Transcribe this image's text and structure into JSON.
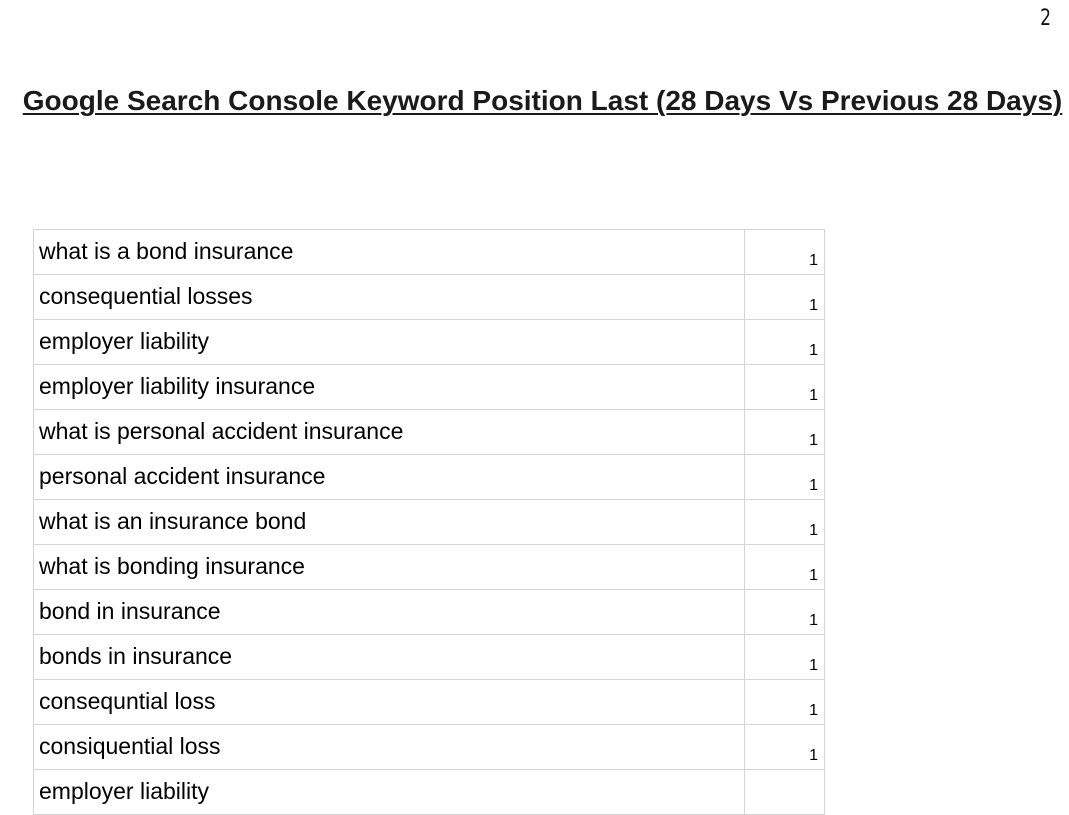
{
  "page": {
    "number": "2",
    "title": "Google Search Console Keyword Position Last (28 Days Vs Previous 28 Days)"
  },
  "table": {
    "rows": [
      {
        "keyword": "what is a bond insurance",
        "position": "1"
      },
      {
        "keyword": "consequential losses",
        "position": "1"
      },
      {
        "keyword": "employer liability",
        "position": "1"
      },
      {
        "keyword": "employer liability insurance",
        "position": "1"
      },
      {
        "keyword": "what is personal accident insurance",
        "position": "1"
      },
      {
        "keyword": "personal accident insurance",
        "position": "1"
      },
      {
        "keyword": "what is an insurance bond",
        "position": "1"
      },
      {
        "keyword": "what is bonding insurance",
        "position": "1"
      },
      {
        "keyword": "bond in insurance",
        "position": "1"
      },
      {
        "keyword": "bonds in insurance",
        "position": "1"
      },
      {
        "keyword": "consequntial loss",
        "position": "1"
      },
      {
        "keyword": "consiquential loss",
        "position": "1"
      },
      {
        "keyword": "employer liability",
        "position": ""
      }
    ]
  },
  "colors": {
    "border": "#d4d4d4",
    "text": "#000000"
  }
}
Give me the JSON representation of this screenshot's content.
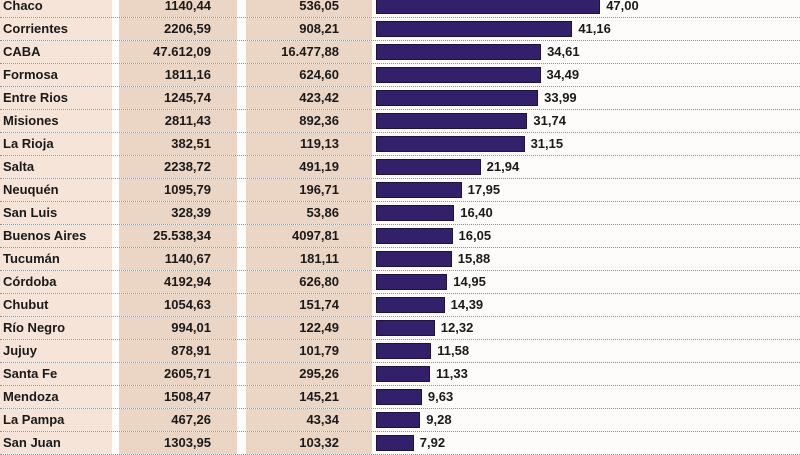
{
  "chart_data": {
    "type": "bar",
    "orientation": "horizontal",
    "bar_color": "#33206a",
    "xlim": [
      0,
      50
    ],
    "categories": [
      "Chaco",
      "Corrientes",
      "CABA",
      "Formosa",
      "Entre Rios",
      "Misiones",
      "La Rioja",
      "Salta",
      "Neuquén",
      "San Luis",
      "Buenos Aires",
      "Tucumán",
      "Córdoba",
      "Chubut",
      "Río Negro",
      "Jujuy",
      "Santa Fe",
      "Mendoza",
      "La Pampa",
      "San Juan"
    ],
    "col1": [
      "1140,44",
      "2206,59",
      "47.612,09",
      "1811,16",
      "1245,74",
      "2811,43",
      "382,51",
      "2238,72",
      "1095,79",
      "328,39",
      "25.538,34",
      "1140,67",
      "4192,94",
      "1054,63",
      "994,01",
      "878,91",
      "2605,71",
      "1508,47",
      "467,26",
      "1303,95"
    ],
    "col2": [
      "536,05",
      "908,21",
      "16.477,88",
      "624,60",
      "423,42",
      "892,36",
      "119,13",
      "491,19",
      "196,71",
      "53,86",
      "4097,81",
      "181,11",
      "626,80",
      "151,74",
      "122,49",
      "101,79",
      "295,26",
      "145,21",
      "43,34",
      "103,32"
    ],
    "values": [
      47.0,
      41.16,
      34.61,
      34.49,
      33.99,
      31.74,
      31.15,
      21.94,
      17.95,
      16.4,
      16.05,
      15.88,
      14.95,
      14.39,
      12.32,
      11.58,
      11.33,
      9.63,
      9.28,
      7.92
    ],
    "value_labels": [
      "47,00",
      "41,16",
      "34,61",
      "34,49",
      "33,99",
      "31,74",
      "31,15",
      "21,94",
      "17,95",
      "16,40",
      "16,05",
      "15,88",
      "14,95",
      "14,39",
      "12,32",
      "11,58",
      "11,33",
      "9,63",
      "9,28",
      "7,92"
    ]
  }
}
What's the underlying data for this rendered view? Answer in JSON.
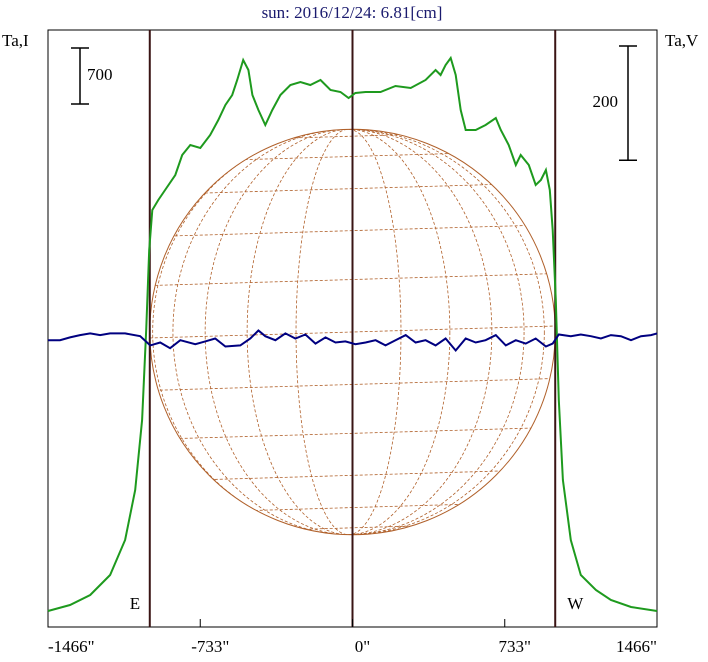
{
  "chart_data": {
    "type": "line",
    "title": "sun: 2016/12/24: 6.81[cm]",
    "ylabel": "Ta,I",
    "y2label": "Ta,V",
    "xlim": [
      -1466,
      1466
    ],
    "xticks": [
      {
        "value": -1466,
        "label": "-1466\""
      },
      {
        "value": -733,
        "label": "-733\""
      },
      {
        "value": 0,
        "label": "0\""
      },
      {
        "value": 733,
        "label": "733\""
      },
      {
        "value": 1466,
        "label": "1466\""
      }
    ],
    "ylim": [
      -200,
      7262.5
    ],
    "y2lim": [
      -500,
      545
    ],
    "center_line": 0,
    "limbs": [
      {
        "value": -976,
        "label": "E"
      },
      {
        "value": 976,
        "label": "W"
      }
    ],
    "scale_bars": [
      {
        "value": 700
      },
      {
        "value": 200,
        "axis": "y2"
      }
    ],
    "series": [
      {
        "color": "#1e9a1e",
        "x": [
          -1466,
          -1360,
          -1263,
          -1167,
          -1095,
          -1046,
          -1013,
          -993,
          -979,
          -964,
          -935,
          -902,
          -853,
          -820,
          -781,
          -733,
          -685,
          -646,
          -612,
          -579,
          -555,
          -526,
          -501,
          -482,
          -453,
          -420,
          -386,
          -347,
          -299,
          -251,
          -203,
          -154,
          -106,
          -58,
          -19,
          14,
          63,
          135,
          207,
          280,
          352,
          400,
          424,
          448,
          473,
          497,
          521,
          545,
          593,
          641,
          690,
          714,
          752,
          786,
          810,
          849,
          882,
          907,
          931,
          950,
          964,
          979,
          993,
          1013,
          1051,
          1099,
          1172,
          1244,
          1341,
          1466
        ],
        "values": [
          0,
          75,
          200,
          450,
          888,
          1513,
          2388,
          3513,
          4513,
          5013,
          5138,
          5263,
          5450,
          5700,
          5825,
          5788,
          5950,
          6138,
          6325,
          6450,
          6638,
          6888,
          6763,
          6450,
          6263,
          6075,
          6263,
          6450,
          6575,
          6613,
          6575,
          6638,
          6513,
          6488,
          6413,
          6475,
          6488,
          6488,
          6563,
          6538,
          6638,
          6763,
          6700,
          6825,
          6913,
          6700,
          6263,
          6013,
          6013,
          6075,
          6163,
          6013,
          5825,
          5575,
          5700,
          5575,
          5325,
          5388,
          5513,
          5263,
          4763,
          3888,
          2638,
          1638,
          888,
          450,
          263,
          138,
          50,
          0
        ]
      },
      {
        "color": "#000080",
        "axis": "y2",
        "x": [
          -1466,
          -1408,
          -1360,
          -1312,
          -1263,
          -1215,
          -1167,
          -1095,
          -1022,
          -974,
          -926,
          -878,
          -829,
          -757,
          -709,
          -661,
          -612,
          -540,
          -492,
          -453,
          -420,
          -371,
          -323,
          -275,
          -227,
          -178,
          -130,
          -82,
          -34,
          14,
          63,
          111,
          159,
          207,
          256,
          304,
          352,
          400,
          448,
          497,
          545,
          593,
          641,
          690,
          738,
          786,
          834,
          882,
          931,
          964,
          993,
          1051,
          1099,
          1148,
          1196,
          1244,
          1292,
          1341,
          1389,
          1437,
          1466
        ],
        "values": [
          2,
          2,
          7,
          11,
          14,
          11,
          14,
          14,
          9,
          -7,
          -2,
          -12,
          2,
          -5,
          0,
          5,
          -9,
          -7,
          5,
          19,
          9,
          2,
          14,
          5,
          12,
          -4,
          7,
          -2,
          0,
          -5,
          -2,
          2,
          -7,
          2,
          11,
          -2,
          2,
          -7,
          5,
          -16,
          5,
          -2,
          2,
          11,
          -7,
          2,
          -4,
          5,
          -9,
          -4,
          12,
          9,
          12,
          9,
          5,
          11,
          9,
          2,
          9,
          11,
          14
        ]
      }
    ]
  }
}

INSTRUCTION: Transcribe the material exactly, leaving every picture out.

FULL ANSWER:
Transcribe this image's text and structure into JSON.
{
  "page": {
    "number": "2",
    "title": "Google Search Console Keyword Position Last (28 Days Vs Previous 28 Days)"
  },
  "table": {
    "rows": [
      {
        "keyword": "what is a bond insurance",
        "position": "1"
      },
      {
        "keyword": "consequential losses",
        "position": "1"
      },
      {
        "keyword": "employer liability",
        "position": "1"
      },
      {
        "keyword": "employer liability insurance",
        "position": "1"
      },
      {
        "keyword": "what is personal accident insurance",
        "position": "1"
      },
      {
        "keyword": "personal accident insurance",
        "position": "1"
      },
      {
        "keyword": "what is an insurance bond",
        "position": "1"
      },
      {
        "keyword": "what is bonding insurance",
        "position": "1"
      },
      {
        "keyword": "bond in insurance",
        "position": "1"
      },
      {
        "keyword": "bonds in insurance",
        "position": "1"
      },
      {
        "keyword": "consequntial loss",
        "position": "1"
      },
      {
        "keyword": "consiquential loss",
        "position": "1"
      },
      {
        "keyword": "employer liability",
        "position": ""
      }
    ]
  },
  "colors": {
    "border": "#d4d4d4",
    "text": "#000000"
  }
}
Give me the JSON representation of this screenshot's content.
{
  "chart_data": {
    "type": "bar",
    "orientation": "horizontal",
    "bar_color": "#33206a",
    "xlim": [
      0,
      50
    ],
    "categories": [
      "Chaco",
      "Corrientes",
      "CABA",
      "Formosa",
      "Entre Rios",
      "Misiones",
      "La Rioja",
      "Salta",
      "Neuquén",
      "San Luis",
      "Buenos Aires",
      "Tucumán",
      "Córdoba",
      "Chubut",
      "Río Negro",
      "Jujuy",
      "Santa Fe",
      "Mendoza",
      "La Pampa",
      "San Juan"
    ],
    "col1": [
      "1140,44",
      "2206,59",
      "47.612,09",
      "1811,16",
      "1245,74",
      "2811,43",
      "382,51",
      "2238,72",
      "1095,79",
      "328,39",
      "25.538,34",
      "1140,67",
      "4192,94",
      "1054,63",
      "994,01",
      "878,91",
      "2605,71",
      "1508,47",
      "467,26",
      "1303,95"
    ],
    "col2": [
      "536,05",
      "908,21",
      "16.477,88",
      "624,60",
      "423,42",
      "892,36",
      "119,13",
      "491,19",
      "196,71",
      "53,86",
      "4097,81",
      "181,11",
      "626,80",
      "151,74",
      "122,49",
      "101,79",
      "295,26",
      "145,21",
      "43,34",
      "103,32"
    ],
    "values": [
      47.0,
      41.16,
      34.61,
      34.49,
      33.99,
      31.74,
      31.15,
      21.94,
      17.95,
      16.4,
      16.05,
      15.88,
      14.95,
      14.39,
      12.32,
      11.58,
      11.33,
      9.63,
      9.28,
      7.92
    ],
    "value_labels": [
      "47,00",
      "41,16",
      "34,61",
      "34,49",
      "33,99",
      "31,74",
      "31,15",
      "21,94",
      "17,95",
      "16,40",
      "16,05",
      "15,88",
      "14,95",
      "14,39",
      "12,32",
      "11,58",
      "11,33",
      "9,63",
      "9,28",
      "7,92"
    ]
  }
}
What's the underlying data for this rendered view? Answer in JSON.
{
  "chart_data": {
    "type": "line",
    "title": "sun: 2016/12/24: 6.81[cm]",
    "ylabel": "Ta,I",
    "y2label": "Ta,V",
    "xlim": [
      -1466,
      1466
    ],
    "xticks": [
      {
        "value": -1466,
        "label": "-1466\""
      },
      {
        "value": -733,
        "label": "-733\""
      },
      {
        "value": 0,
        "label": "0\""
      },
      {
        "value": 733,
        "label": "733\""
      },
      {
        "value": 1466,
        "label": "1466\""
      }
    ],
    "ylim": [
      -200,
      7262.5
    ],
    "y2lim": [
      -500,
      545
    ],
    "center_line": 0,
    "limbs": [
      {
        "value": -976,
        "label": "E"
      },
      {
        "value": 976,
        "label": "W"
      }
    ],
    "scale_bars": [
      {
        "value": 700
      },
      {
        "value": 200,
        "axis": "y2"
      }
    ],
    "series": [
      {
        "color": "#1e9a1e",
        "x": [
          -1466,
          -1360,
          -1263,
          -1167,
          -1095,
          -1046,
          -1013,
          -993,
          -979,
          -964,
          -935,
          -902,
          -853,
          -820,
          -781,
          -733,
          -685,
          -646,
          -612,
          -579,
          -555,
          -526,
          -501,
          -482,
          -453,
          -420,
          -386,
          -347,
          -299,
          -251,
          -203,
          -154,
          -106,
          -58,
          -19,
          14,
          63,
          135,
          207,
          280,
          352,
          400,
          424,
          448,
          473,
          497,
          521,
          545,
          593,
          641,
          690,
          714,
          752,
          786,
          810,
          849,
          882,
          907,
          931,
          950,
          964,
          979,
          993,
          1013,
          1051,
          1099,
          1172,
          1244,
          1341,
          1466
        ],
        "values": [
          0,
          75,
          200,
          450,
          888,
          1513,
          2388,
          3513,
          4513,
          5013,
          5138,
          5263,
          5450,
          5700,
          5825,
          5788,
          5950,
          6138,
          6325,
          6450,
          6638,
          6888,
          6763,
          6450,
          6263,
          6075,
          6263,
          6450,
          6575,
          6613,
          6575,
          6638,
          6513,
          6488,
          6413,
          6475,
          6488,
          6488,
          6563,
          6538,
          6638,
          6763,
          6700,
          6825,
          6913,
          6700,
          6263,
          6013,
          6013,
          6075,
          6163,
          6013,
          5825,
          5575,
          5700,
          5575,
          5325,
          5388,
          5513,
          5263,
          4763,
          3888,
          2638,
          1638,
          888,
          450,
          263,
          138,
          50,
          0
        ]
      },
      {
        "color": "#000080",
        "axis": "y2",
        "x": [
          -1466,
          -1408,
          -1360,
          -1312,
          -1263,
          -1215,
          -1167,
          -1095,
          -1022,
          -974,
          -926,
          -878,
          -829,
          -757,
          -709,
          -661,
          -612,
          -540,
          -492,
          -453,
          -420,
          -371,
          -323,
          -275,
          -227,
          -178,
          -130,
          -82,
          -34,
          14,
          63,
          111,
          159,
          207,
          256,
          304,
          352,
          400,
          448,
          497,
          545,
          593,
          641,
          690,
          738,
          786,
          834,
          882,
          931,
          964,
          993,
          1051,
          1099,
          1148,
          1196,
          1244,
          1292,
          1341,
          1389,
          1437,
          1466
        ],
        "values": [
          2,
          2,
          7,
          11,
          14,
          11,
          14,
          14,
          9,
          -7,
          -2,
          -12,
          2,
          -5,
          0,
          5,
          -9,
          -7,
          5,
          19,
          9,
          2,
          14,
          5,
          12,
          -4,
          7,
          -2,
          0,
          -5,
          -2,
          2,
          -7,
          2,
          11,
          -2,
          2,
          -7,
          5,
          -16,
          5,
          -2,
          2,
          11,
          -7,
          2,
          -4,
          5,
          -9,
          -4,
          12,
          9,
          12,
          9,
          5,
          11,
          9,
          2,
          9,
          11,
          14
        ]
      }
    ]
  }
}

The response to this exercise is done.